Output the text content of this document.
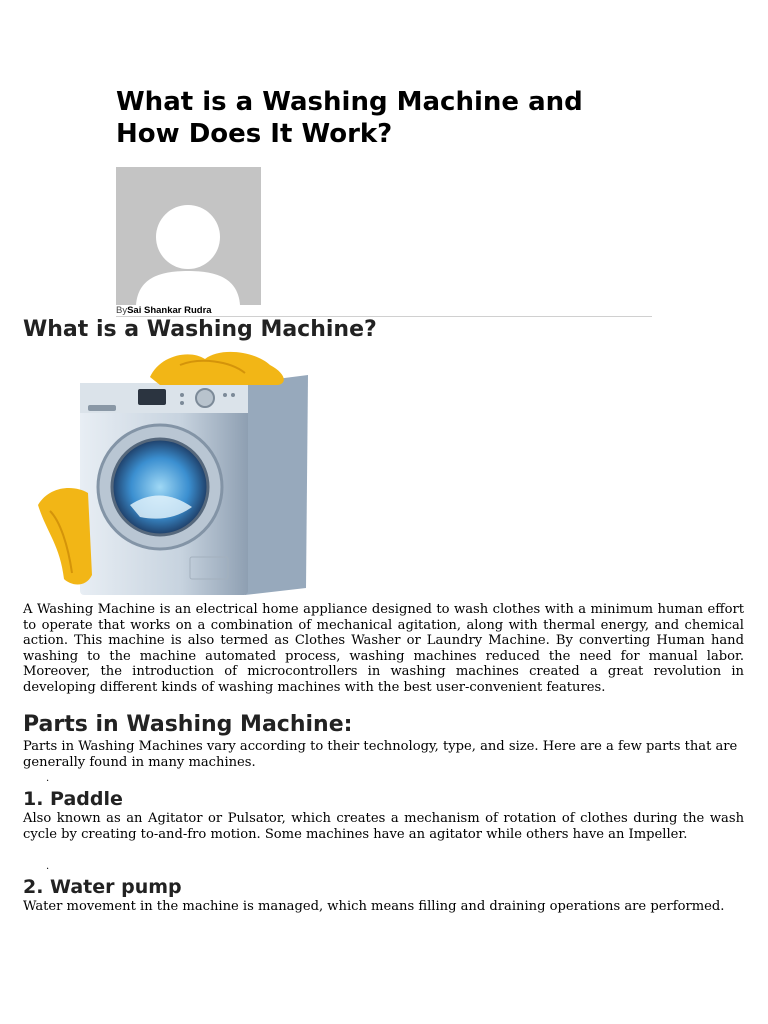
What is a Washing Machine and
How Does It Work?
BySai Shankar Rudra
What is a Washing Machine?

A Washing Machine is an electrical home appliance designed to wash clothes with a minimum human effort to operate that works on a combination of mechanical agitation, along with thermal energy, and chemical action. This machine is also termed as Clothes Washer or Laundry Machine. By converting Human hand washing to the machine automated process, washing machines reduced the need for manual labor. Moreover, the introduction of microcontrollers in washing machines created a great revolution in developing different kinds of washing machines with the best user-convenient features.

Parts in Washing Machine:

Parts in Washing Machines vary according to their technology, type, and size. Here are a few parts that are generally found in many machines.

.
1. Paddle

Also known as an Agitator or Pulsator, which creates a mechanism of rotation of clothes during the wash cycle by creating to-and-fro motion. Some machines have an agitator while others have an Impeller.

.
2. Water pump

Water movement in the machine is managed, which means filling and draining operations are performed.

——

■ Exercise task ■
Which lines hold the word "Parts"? Show each one.

■ Output ■
Parts in Washing Machine:
Parts in Washing Machines vary according to their technology, type, and size. Here are a few parts that are generally found in many machines.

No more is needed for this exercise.